Set every record down verbatim and omit the pictures.

■ **Dataset rows**:
----

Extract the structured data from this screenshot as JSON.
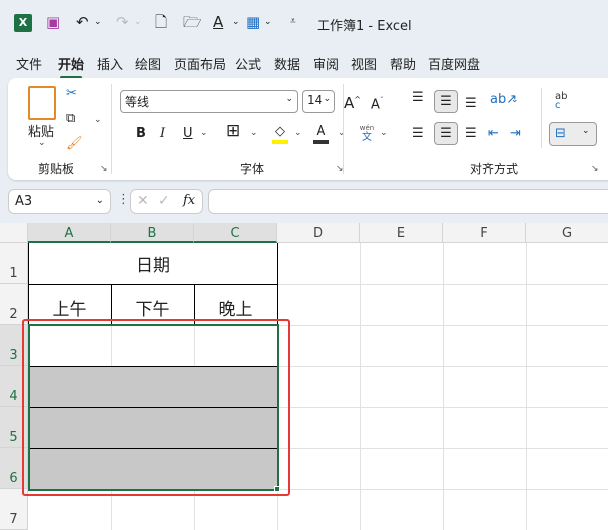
{
  "window": {
    "title": "工作簿1  -  Excel"
  },
  "tabs": [
    {
      "label": "文件"
    },
    {
      "label": "开始",
      "active": true
    },
    {
      "label": "插入"
    },
    {
      "label": "绘图"
    },
    {
      "label": "页面布局"
    },
    {
      "label": "公式"
    },
    {
      "label": "数据"
    },
    {
      "label": "审阅"
    },
    {
      "label": "视图"
    },
    {
      "label": "帮助"
    },
    {
      "label": "百度网盘"
    }
  ],
  "ribbon": {
    "clipboard": {
      "label": "剪贴板",
      "paste": "粘贴"
    },
    "font": {
      "label": "字体",
      "font_name": "等线",
      "font_size": "14",
      "bold": "B",
      "italic": "I",
      "underline": "U",
      "phonetic_top": "wén",
      "phonetic_bottom": "文"
    },
    "alignment": {
      "label": "对齐方式",
      "wrap_top": "ab",
      "wrap_bottom": "c"
    }
  },
  "formula_bar": {
    "name_box": "A3",
    "fx": "fx",
    "value": ""
  },
  "sheet": {
    "columns": [
      "A",
      "B",
      "C",
      "D",
      "E",
      "F",
      "G"
    ],
    "rows": [
      "1",
      "2",
      "3",
      "4",
      "5",
      "6",
      "7"
    ],
    "cells": {
      "A1": "日期",
      "A2": "上午",
      "B2": "下午",
      "C2": "晚上"
    },
    "selection": "A3:C6",
    "fill_color": "#c8c8c8",
    "accent": "#1e7145",
    "highlight_color": "#e53935"
  }
}
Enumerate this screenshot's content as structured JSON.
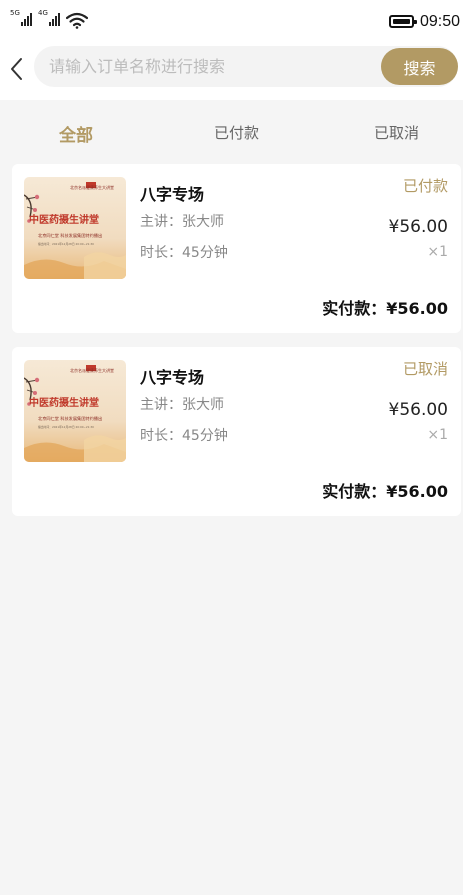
{
  "status_bar": {
    "signal1_label": "5G",
    "signal2_label": "4G",
    "time": "09:50"
  },
  "header": {
    "search_placeholder": "请输入订单名称进行搜索",
    "search_button": "搜索"
  },
  "tabs": [
    {
      "label": "全部",
      "active": true
    },
    {
      "label": "已付款",
      "active": false
    },
    {
      "label": "已取消",
      "active": false
    }
  ],
  "orders": [
    {
      "title": "八字专场",
      "lecturer": "主讲：张大师",
      "duration": "时长：45分钟",
      "status": "已付款",
      "price": "¥56.00",
      "quantity": "×1",
      "paid": "实付款：¥56.00",
      "poster": {
        "top_text": "北京名派健康养生大讲堂",
        "title": "中医药摄生讲堂",
        "subtitle": "北京同仁堂 科技发展集团特约播出",
        "bottom_text": "播出时间：2021年12月28日 20:00~21:30"
      }
    },
    {
      "title": "八字专场",
      "lecturer": "主讲：张大师",
      "duration": "时长：45分钟",
      "status": "已取消",
      "price": "¥56.00",
      "quantity": "×1",
      "paid": "实付款：¥56.00",
      "poster": {
        "top_text": "北京名派健康养生大讲堂",
        "title": "中医药摄生讲堂",
        "subtitle": "北京同仁堂 科技发展集团特约播出",
        "bottom_text": "播出时间：2021年12月28日 20:00~21:30"
      }
    }
  ],
  "colors": {
    "accent": "#b29a64",
    "background": "#f5f5f5",
    "card": "#ffffff",
    "poster_red": "#c0392b"
  },
  "icons": {
    "back": "chevron-left-icon",
    "wifi": "wifi-icon",
    "battery": "battery-icon"
  }
}
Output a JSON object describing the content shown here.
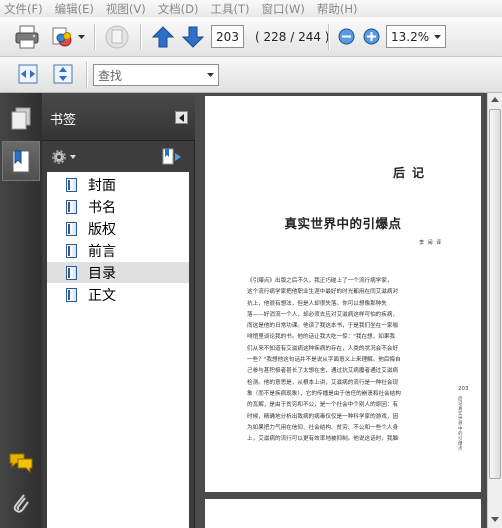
{
  "menu": [
    "文件(F)",
    "编辑(E)",
    "视图(V)",
    "文档(D)",
    "工具(T)",
    "窗口(W)",
    "帮助(H)"
  ],
  "toolbar": {
    "current_page": "203",
    "page_total": "( 228 / 244 )",
    "zoom": "13.2%",
    "search_placeholder": "查找"
  },
  "bookmarks": {
    "title": "书签",
    "items": [
      "封面",
      "书名",
      "版权",
      "前言",
      "目录",
      "正文"
    ],
    "selected_index": 4
  },
  "document": {
    "header": "后记",
    "title": "真实世界中的引爆点",
    "author": "李  闹  译",
    "body_lines": [
      "《引爆点》出版之后不久，我正巧碰上了一个流行病学家，",
      "这个流行病学家把他职业生涯中最好的时光都用在同艾滋病对",
      "抗上，他很有想法，但是人却很失落。你可以想像那种失",
      "落——好消流一个人，却必须去应对艾滋病这样可怕的疾病，",
      "而这是他的日常功课。他读了我这本书，于是我们坐在一家咖",
      "啡馆里谈论我的书。他的话让我大吃一惊：\"我在想，如果我",
      "们从来不知道有艾滋病这种疾病的存在，人类的状况会不会好",
      "一些？\"我想他这句话并不是说从字面意义上来理解。他后悔自",
      "己参与甚积极者甚长了太想在舍，通过抗艾病魔者通过艾滋病",
      "检测。他的意思是，从根本上讲，艾滋病的流行是一种社会现",
      "象（而不是疾病现象），它的传播是由于信任的崩溃和社会结构",
      "的瓦解，是由于贫穷和不公，是一个社会中个别人的原因：有",
      "时候，精确地分析出致病的病毒仅仅是一种科学家的游戏，因",
      "为如果把力气用在信仰、社会结构、贫穷、不公和一些个人身",
      "上，艾滋病的流行可以更有效率地被抑制。他说这话时，我脑"
    ],
    "page_number": "203",
    "side_note": "后记  真实世界中的引爆点"
  },
  "colors": {
    "dark_panel": "#3d3d3d",
    "doc_background": "#4b4b4b",
    "icon_blue": "#2f6fc9",
    "icon_yellow": "#f2c300"
  }
}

----

■ **Reply**:
Extract the structured data from this screenshot as JSON.
{
  "window": {
    "title": "工作簿1  -  Excel"
  },
  "tabs": [
    {
      "label": "文件"
    },
    {
      "label": "开始",
      "active": true
    },
    {
      "label": "插入"
    },
    {
      "label": "绘图"
    },
    {
      "label": "页面布局"
    },
    {
      "label": "公式"
    },
    {
      "label": "数据"
    },
    {
      "label": "审阅"
    },
    {
      "label": "视图"
    },
    {
      "label": "帮助"
    },
    {
      "label": "百度网盘"
    }
  ],
  "ribbon": {
    "clipboard": {
      "label": "剪贴板",
      "paste": "粘贴"
    },
    "font": {
      "label": "字体",
      "font_name": "等线",
      "font_size": "14",
      "bold": "B",
      "italic": "I",
      "underline": "U",
      "phonetic_top": "wén",
      "phonetic_bottom": "文"
    },
    "alignment": {
      "label": "对齐方式",
      "wrap_top": "ab",
      "wrap_bottom": "c"
    }
  },
  "formula_bar": {
    "name_box": "A3",
    "fx": "fx",
    "value": ""
  },
  "sheet": {
    "columns": [
      "A",
      "B",
      "C",
      "D",
      "E",
      "F",
      "G"
    ],
    "rows": [
      "1",
      "2",
      "3",
      "4",
      "5",
      "6",
      "7"
    ],
    "cells": {
      "A1": "日期",
      "A2": "上午",
      "B2": "下午",
      "C2": "晚上"
    },
    "selection": "A3:C6",
    "fill_color": "#c8c8c8",
    "accent": "#1e7145",
    "highlight_color": "#e53935"
  }
}
Enumerate this screenshot's content as structured JSON.
{
  "status_bar": {
    "signal1_label": "5G",
    "signal2_label": "4G",
    "time": "09:50"
  },
  "header": {
    "search_placeholder": "请输入订单名称进行搜索",
    "search_button": "搜索"
  },
  "tabs": [
    {
      "label": "全部",
      "active": true
    },
    {
      "label": "已付款",
      "active": false
    },
    {
      "label": "已取消",
      "active": false
    }
  ],
  "orders": [
    {
      "title": "八字专场",
      "lecturer": "主讲：张大师",
      "duration": "时长：45分钟",
      "status": "已付款",
      "price": "¥56.00",
      "quantity": "×1",
      "paid": "实付款：¥56.00",
      "poster": {
        "top_text": "北京名派健康养生大讲堂",
        "title": "中医药摄生讲堂",
        "subtitle": "北京同仁堂 科技发展集团特约播出",
        "bottom_text": "播出时间：2021年12月28日 20:00~21:30"
      }
    },
    {
      "title": "八字专场",
      "lecturer": "主讲：张大师",
      "duration": "时长：45分钟",
      "status": "已取消",
      "price": "¥56.00",
      "quantity": "×1",
      "paid": "实付款：¥56.00",
      "poster": {
        "top_text": "北京名派健康养生大讲堂",
        "title": "中医药摄生讲堂",
        "subtitle": "北京同仁堂 科技发展集团特约播出",
        "bottom_text": "播出时间：2021年12月28日 20:00~21:30"
      }
    }
  ],
  "colors": {
    "accent": "#b29a64",
    "background": "#f5f5f5",
    "card": "#ffffff",
    "poster_red": "#c0392b"
  },
  "icons": {
    "back": "chevron-left-icon",
    "wifi": "wifi-icon",
    "battery": "battery-icon"
  }
}
Output a JSON object describing the content shown here.
{
  "menu": [
    "文件(F)",
    "编辑(E)",
    "视图(V)",
    "文档(D)",
    "工具(T)",
    "窗口(W)",
    "帮助(H)"
  ],
  "toolbar": {
    "current_page": "203",
    "page_total": "( 228 / 244 )",
    "zoom": "13.2%",
    "search_placeholder": "查找"
  },
  "bookmarks": {
    "title": "书签",
    "items": [
      "封面",
      "书名",
      "版权",
      "前言",
      "目录",
      "正文"
    ],
    "selected_index": 4
  },
  "document": {
    "header": "后记",
    "title": "真实世界中的引爆点",
    "author": "李  闹  译",
    "body_lines": [
      "《引爆点》出版之后不久，我正巧碰上了一个流行病学家，",
      "这个流行病学家把他职业生涯中最好的时光都用在同艾滋病对",
      "抗上，他很有想法，但是人却很失落。你可以想像那种失",
      "落——好消流一个人，却必须去应对艾滋病这样可怕的疾病，",
      "而这是他的日常功课。他读了我这本书，于是我们坐在一家咖",
      "啡馆里谈论我的书。他的话让我大吃一惊：\"我在想，如果我",
      "们从来不知道有艾滋病这种疾病的存在，人类的状况会不会好",
      "一些？\"我想他这句话并不是说从字面意义上来理解。他后悔自",
      "己参与甚积极者甚长了太想在舍，通过抗艾病魔者通过艾滋病",
      "检测。他的意思是，从根本上讲，艾滋病的流行是一种社会现",
      "象（而不是疾病现象），它的传播是由于信任的崩溃和社会结构",
      "的瓦解，是由于贫穷和不公，是一个社会中个别人的原因：有",
      "时候，精确地分析出致病的病毒仅仅是一种科学家的游戏，因",
      "为如果把力气用在信仰、社会结构、贫穷、不公和一些个人身",
      "上，艾滋病的流行可以更有效率地被抑制。他说这话时，我脑"
    ],
    "page_number": "203",
    "side_note": "后记  真实世界中的引爆点"
  },
  "colors": {
    "dark_panel": "#3d3d3d",
    "doc_background": "#4b4b4b",
    "icon_blue": "#2f6fc9",
    "icon_yellow": "#f2c300"
  }
}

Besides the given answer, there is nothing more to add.